»»

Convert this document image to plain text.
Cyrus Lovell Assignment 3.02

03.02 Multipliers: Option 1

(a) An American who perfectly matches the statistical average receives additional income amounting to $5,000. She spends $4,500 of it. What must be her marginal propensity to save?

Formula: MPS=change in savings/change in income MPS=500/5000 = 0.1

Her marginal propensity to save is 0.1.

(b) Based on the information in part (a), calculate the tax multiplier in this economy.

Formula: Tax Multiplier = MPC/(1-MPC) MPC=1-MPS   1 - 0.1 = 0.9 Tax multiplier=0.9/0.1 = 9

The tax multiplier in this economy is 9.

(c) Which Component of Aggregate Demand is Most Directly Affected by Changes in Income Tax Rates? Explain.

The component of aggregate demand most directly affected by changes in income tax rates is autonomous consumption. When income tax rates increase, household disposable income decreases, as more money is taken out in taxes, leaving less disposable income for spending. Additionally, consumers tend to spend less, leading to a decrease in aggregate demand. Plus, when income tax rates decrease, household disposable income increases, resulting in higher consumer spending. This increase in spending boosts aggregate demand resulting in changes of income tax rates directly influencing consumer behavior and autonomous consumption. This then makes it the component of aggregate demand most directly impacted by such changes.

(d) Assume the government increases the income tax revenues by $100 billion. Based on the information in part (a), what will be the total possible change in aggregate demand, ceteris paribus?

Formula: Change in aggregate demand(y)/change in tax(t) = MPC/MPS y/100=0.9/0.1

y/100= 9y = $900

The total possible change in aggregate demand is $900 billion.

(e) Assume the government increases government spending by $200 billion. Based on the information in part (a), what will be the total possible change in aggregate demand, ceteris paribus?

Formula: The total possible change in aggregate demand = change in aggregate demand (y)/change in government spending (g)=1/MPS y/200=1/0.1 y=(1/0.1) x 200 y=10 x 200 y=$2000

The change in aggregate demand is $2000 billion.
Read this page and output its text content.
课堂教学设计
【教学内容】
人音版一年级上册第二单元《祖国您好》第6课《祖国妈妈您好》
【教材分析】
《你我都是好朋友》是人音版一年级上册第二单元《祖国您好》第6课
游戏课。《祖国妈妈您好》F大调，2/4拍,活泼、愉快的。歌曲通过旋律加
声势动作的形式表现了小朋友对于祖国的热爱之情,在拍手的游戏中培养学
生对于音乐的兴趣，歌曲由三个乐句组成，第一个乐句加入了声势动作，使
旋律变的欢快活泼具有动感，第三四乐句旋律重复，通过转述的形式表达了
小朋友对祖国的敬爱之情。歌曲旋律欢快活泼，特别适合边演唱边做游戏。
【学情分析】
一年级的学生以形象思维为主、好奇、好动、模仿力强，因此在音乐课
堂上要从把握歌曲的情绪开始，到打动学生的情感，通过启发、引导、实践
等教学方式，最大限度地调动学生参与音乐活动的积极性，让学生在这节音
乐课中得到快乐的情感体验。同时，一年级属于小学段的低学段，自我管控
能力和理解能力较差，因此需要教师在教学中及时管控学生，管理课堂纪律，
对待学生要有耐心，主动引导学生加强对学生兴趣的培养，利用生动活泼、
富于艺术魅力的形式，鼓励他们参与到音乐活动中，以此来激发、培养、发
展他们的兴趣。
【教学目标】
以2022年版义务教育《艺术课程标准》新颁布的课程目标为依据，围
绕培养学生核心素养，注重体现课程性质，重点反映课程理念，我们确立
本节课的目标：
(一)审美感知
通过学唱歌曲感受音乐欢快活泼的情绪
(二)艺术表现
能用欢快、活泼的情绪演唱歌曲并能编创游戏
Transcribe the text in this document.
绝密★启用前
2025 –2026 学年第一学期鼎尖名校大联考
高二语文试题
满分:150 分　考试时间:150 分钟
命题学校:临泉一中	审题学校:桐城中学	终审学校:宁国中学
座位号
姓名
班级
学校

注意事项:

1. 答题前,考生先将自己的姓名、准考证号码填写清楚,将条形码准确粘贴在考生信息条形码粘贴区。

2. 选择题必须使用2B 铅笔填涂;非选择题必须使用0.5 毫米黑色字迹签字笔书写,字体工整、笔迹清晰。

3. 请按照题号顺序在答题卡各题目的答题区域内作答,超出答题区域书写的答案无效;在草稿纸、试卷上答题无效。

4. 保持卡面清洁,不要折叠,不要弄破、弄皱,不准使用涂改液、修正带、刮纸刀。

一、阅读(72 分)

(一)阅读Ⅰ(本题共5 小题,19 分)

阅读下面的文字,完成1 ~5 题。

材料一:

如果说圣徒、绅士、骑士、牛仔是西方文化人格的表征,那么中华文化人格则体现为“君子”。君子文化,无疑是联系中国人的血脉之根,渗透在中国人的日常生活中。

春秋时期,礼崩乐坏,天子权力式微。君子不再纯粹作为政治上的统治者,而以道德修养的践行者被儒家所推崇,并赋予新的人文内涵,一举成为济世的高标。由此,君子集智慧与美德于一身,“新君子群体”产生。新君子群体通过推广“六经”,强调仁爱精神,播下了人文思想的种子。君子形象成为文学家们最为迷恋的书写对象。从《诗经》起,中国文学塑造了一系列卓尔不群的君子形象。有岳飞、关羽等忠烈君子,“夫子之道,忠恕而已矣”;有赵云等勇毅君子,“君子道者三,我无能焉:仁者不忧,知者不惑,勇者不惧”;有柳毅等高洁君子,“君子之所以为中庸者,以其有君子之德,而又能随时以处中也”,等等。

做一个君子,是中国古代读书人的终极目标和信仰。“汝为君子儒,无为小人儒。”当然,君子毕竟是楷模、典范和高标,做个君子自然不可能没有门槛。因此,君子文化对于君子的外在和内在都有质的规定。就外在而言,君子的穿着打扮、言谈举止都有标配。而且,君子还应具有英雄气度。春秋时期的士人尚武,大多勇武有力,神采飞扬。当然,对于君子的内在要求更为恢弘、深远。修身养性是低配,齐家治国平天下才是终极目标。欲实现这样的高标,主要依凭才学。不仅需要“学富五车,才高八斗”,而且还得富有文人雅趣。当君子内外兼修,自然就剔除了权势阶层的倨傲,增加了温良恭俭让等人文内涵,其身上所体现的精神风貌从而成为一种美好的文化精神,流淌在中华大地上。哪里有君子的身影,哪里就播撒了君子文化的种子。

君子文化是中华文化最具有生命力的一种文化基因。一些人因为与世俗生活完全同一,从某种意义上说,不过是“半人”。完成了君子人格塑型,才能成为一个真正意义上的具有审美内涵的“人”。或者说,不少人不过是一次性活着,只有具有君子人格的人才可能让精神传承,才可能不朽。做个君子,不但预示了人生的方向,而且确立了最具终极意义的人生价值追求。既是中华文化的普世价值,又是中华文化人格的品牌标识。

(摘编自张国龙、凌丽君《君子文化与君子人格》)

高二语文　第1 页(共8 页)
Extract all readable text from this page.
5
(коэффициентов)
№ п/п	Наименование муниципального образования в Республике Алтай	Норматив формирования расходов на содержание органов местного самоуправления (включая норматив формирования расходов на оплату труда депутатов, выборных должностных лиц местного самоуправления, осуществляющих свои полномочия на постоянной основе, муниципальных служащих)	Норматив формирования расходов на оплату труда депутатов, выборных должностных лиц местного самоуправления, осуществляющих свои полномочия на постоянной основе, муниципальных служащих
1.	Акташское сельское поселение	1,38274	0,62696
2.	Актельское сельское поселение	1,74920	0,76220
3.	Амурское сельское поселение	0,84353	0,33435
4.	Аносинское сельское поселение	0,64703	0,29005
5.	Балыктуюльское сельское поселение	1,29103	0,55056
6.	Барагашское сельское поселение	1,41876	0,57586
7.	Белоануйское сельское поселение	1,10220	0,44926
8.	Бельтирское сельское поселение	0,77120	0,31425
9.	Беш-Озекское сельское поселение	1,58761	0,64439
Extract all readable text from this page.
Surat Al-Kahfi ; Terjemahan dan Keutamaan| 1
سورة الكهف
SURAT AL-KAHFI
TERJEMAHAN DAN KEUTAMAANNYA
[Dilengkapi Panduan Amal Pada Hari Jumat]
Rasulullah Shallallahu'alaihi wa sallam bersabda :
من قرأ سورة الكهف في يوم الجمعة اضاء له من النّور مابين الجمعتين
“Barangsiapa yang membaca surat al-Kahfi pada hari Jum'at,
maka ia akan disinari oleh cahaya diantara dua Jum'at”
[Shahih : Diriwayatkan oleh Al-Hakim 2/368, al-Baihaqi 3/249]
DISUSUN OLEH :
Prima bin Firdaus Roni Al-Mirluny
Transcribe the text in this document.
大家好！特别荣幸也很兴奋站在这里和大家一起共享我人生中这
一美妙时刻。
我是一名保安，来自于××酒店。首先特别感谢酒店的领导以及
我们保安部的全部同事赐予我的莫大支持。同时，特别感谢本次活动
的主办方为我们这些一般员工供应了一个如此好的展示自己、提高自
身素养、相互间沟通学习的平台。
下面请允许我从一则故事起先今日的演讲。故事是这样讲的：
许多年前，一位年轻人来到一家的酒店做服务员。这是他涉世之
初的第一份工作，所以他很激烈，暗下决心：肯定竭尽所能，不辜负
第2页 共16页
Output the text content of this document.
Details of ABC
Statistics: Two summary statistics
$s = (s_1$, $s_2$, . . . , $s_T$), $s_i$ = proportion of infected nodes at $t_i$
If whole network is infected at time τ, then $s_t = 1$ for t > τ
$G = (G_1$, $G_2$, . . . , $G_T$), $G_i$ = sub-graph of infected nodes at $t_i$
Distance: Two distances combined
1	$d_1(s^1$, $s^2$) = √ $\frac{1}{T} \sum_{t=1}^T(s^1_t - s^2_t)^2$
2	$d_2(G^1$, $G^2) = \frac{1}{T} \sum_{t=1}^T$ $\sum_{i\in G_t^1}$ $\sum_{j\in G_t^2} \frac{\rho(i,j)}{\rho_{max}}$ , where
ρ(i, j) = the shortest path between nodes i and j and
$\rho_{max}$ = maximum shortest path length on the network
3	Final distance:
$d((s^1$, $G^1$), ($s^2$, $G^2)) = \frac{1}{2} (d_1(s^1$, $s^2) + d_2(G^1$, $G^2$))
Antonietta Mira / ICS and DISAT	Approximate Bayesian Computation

««

**Task to complete**
Locate the lines above that hold the word "content". Show every one of them.

**Response for this exercise**
Read this page and output its text content.
Output the text content of this document.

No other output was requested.